▶ **Excerpt provided**
- Opening Delimiter -

The parasite is not only a symbol of resistance against privatization of parking spaces. It also brings up the question of who decides over the use of public space. In the case of parking spaces in Chicago, this privatization of the commons (collective commodities) has led to a loss of agency in the city, explains Wirth.
With the lease agreement, the private company ParkChicago became a major stakeholder for questions on changes and adaptations that we, as residents and constituents, can generate within our street space. For instance, if people from Chicago want new bus lines or bike lanes, this has to be negotiated with the company, as it would lose parking property; if residents wish to reduce car use and parking, or replace it with other uses such as trees or new spaces to hang out outdoors in the extended period of the pandemic, that, too, must go through the company.
Holding one interest over a myriad of needs and proposals that could emerge for the 21st century street, ParkChicago has become an oversized stakeholder in urban planning and urban life, only interested in how to generate cash from under-performing assets, and not with an operator mindset.
During last week, Wirth and Sacharow organized a line-up of discussions with four spatial practitioners—artists, researchers, community leaders, architects— to speak about the different strategies, aesthetics, and activities they employ to subvert the conventional rules of property.
The affordable housing aspect – The Right to the City
The parasite is also concerned with the question of living space distribution in the city: who lives in the center and who in the periphery? Where can one live at all and how does this differentiation determine class and social segregation? For tenant movements like Autonomous Tenants Union in Chicago, the parasite figure is often used to represent the Real Estate interests that extract and exploit, seize control of spaces, and force tenants from place to place. The intervention Parasite Parking introduced a different parasite figure to Chicago’s built environment which dwells and plays in one of the last remaining affordable niches of the city.
It is still cheaper to pay the fees for a parking spot every day than to rent an apartment in certain areas of Chicago. This ultimately represents a subsidy of cars over housing and raises the question whether a society should prioritize the needs of cars over the needs of humans?
It is essential to say that we do not see parasite parking or parking spaces in general as an alternative for people without a permanent home, clarifies Wirth.
Instead, parasite parking works as a catalyst and eloquent example to think about broader privatization of public spaces, profiteering and unequal access to space in the city. Because it is evident that this form of housing is precarious and uncertain; it occupies space that is in its current form inadequate for good living – and is thus nothing to be thought about in terms of large scale housing. Already Wirth and Sacharow have advocated to shift the narrative about affordable housing in cities with their art action Penthaus à la Parasit in Berlin and Munich.

- Closing Delimiter -

▶ **Records supplied**
- Opening Delimiter -

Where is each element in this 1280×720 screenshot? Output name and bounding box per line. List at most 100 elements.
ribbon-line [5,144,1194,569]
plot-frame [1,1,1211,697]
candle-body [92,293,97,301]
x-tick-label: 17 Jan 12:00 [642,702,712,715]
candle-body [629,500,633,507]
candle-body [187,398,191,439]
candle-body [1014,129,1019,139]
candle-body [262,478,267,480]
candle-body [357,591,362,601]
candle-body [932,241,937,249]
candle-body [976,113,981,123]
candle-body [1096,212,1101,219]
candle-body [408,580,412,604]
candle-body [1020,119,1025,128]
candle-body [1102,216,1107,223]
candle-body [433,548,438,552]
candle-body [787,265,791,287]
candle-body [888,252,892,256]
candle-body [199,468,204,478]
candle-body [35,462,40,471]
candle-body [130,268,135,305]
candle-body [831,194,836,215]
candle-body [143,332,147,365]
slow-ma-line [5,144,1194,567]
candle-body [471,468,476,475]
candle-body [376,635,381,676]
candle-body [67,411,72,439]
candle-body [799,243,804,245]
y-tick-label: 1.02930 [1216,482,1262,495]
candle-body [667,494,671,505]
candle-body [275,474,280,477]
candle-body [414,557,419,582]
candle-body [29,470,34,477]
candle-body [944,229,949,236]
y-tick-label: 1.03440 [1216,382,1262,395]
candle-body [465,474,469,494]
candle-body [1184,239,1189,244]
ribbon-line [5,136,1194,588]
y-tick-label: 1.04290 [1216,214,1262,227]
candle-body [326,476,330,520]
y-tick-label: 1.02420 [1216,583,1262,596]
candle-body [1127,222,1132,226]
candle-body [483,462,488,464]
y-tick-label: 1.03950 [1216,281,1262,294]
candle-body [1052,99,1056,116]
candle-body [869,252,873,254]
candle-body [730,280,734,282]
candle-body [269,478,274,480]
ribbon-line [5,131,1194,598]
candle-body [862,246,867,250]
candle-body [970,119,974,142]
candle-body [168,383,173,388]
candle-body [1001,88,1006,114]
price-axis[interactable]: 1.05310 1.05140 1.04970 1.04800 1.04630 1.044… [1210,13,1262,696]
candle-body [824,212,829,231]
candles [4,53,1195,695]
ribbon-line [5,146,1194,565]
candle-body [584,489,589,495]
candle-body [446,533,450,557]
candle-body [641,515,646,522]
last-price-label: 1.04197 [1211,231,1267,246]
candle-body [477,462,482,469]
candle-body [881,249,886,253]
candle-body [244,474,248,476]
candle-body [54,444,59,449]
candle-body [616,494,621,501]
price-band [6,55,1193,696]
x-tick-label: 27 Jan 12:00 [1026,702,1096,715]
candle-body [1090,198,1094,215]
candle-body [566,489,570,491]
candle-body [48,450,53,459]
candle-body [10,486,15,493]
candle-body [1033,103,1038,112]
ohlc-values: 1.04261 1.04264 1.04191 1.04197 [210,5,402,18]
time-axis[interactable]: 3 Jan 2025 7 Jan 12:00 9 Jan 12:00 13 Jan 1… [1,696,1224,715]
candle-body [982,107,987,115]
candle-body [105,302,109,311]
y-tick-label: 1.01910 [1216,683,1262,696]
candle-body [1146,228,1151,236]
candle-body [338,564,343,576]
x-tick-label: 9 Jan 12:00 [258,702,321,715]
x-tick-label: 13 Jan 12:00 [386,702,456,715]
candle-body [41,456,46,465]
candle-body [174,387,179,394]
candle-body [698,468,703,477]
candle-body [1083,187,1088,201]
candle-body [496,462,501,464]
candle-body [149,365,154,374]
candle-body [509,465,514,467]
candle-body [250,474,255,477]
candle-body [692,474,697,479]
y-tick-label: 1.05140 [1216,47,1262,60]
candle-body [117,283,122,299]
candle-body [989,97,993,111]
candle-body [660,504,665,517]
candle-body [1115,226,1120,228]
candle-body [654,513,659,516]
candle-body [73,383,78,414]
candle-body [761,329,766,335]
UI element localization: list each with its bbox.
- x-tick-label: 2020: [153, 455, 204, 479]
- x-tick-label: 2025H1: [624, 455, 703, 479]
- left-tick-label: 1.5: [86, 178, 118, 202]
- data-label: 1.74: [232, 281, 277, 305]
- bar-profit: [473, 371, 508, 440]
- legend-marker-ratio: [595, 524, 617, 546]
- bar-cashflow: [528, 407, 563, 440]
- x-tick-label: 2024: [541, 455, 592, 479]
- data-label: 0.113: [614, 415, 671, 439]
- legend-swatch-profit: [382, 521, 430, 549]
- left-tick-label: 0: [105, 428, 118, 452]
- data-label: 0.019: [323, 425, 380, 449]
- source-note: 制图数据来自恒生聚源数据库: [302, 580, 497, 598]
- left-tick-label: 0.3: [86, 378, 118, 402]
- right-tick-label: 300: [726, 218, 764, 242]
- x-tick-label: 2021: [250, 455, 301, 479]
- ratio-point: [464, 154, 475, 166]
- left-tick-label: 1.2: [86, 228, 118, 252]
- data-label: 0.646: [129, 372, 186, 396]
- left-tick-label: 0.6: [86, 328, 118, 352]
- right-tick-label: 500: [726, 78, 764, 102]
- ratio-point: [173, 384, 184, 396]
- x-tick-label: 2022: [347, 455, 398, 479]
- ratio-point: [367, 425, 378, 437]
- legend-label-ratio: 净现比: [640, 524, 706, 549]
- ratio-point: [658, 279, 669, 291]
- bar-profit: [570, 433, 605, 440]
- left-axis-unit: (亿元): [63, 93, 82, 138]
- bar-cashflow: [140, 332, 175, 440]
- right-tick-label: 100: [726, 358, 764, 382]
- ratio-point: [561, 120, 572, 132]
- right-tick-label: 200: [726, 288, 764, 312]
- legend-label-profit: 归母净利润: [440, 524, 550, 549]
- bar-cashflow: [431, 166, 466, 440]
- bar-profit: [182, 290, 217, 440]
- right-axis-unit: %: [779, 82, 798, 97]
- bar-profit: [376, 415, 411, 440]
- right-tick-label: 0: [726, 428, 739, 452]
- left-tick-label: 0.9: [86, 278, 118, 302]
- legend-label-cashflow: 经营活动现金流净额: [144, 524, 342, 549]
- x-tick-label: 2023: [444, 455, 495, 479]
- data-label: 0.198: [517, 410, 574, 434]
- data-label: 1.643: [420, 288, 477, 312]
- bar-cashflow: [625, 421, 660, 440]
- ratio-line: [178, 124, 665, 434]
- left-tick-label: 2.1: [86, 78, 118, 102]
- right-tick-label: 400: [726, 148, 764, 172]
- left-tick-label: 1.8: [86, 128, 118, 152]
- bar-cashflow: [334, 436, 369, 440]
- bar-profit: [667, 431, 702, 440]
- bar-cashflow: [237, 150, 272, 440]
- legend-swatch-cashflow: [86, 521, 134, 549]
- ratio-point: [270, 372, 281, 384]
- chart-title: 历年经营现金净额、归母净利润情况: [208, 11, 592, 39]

- Closing Delimiter -

▶ **Activity list**
1. Please list the kinds of spatial practitioners that the Parasite Parking excerpt names as taking part in the discussions Wirth and Sacharow organized.
2. Print the portion of the Parasite Parking excerpt that opens with the words containing "Instead, parasite parking" and closes with "Berlin and Munich.".

▶ **Expected responses**
1.
- artists
- researchers
- community leaders
- architects

2.
Instead, parasite parking works as a catalyst and eloquent example to think about broader privatization of public spaces, profiteering and unequal access to space in the city. Because it is evident that this form of housing is precarious and uncertain; it occupies space that is in its current form inadequate for good living – and is thus nothing to be thought about in terms of large scale housing. Already Wirth and Sacharow have advocated to shift the narrative about affordable housing in cities with their art action Penthaus à la Parasit in Berlin and Munich.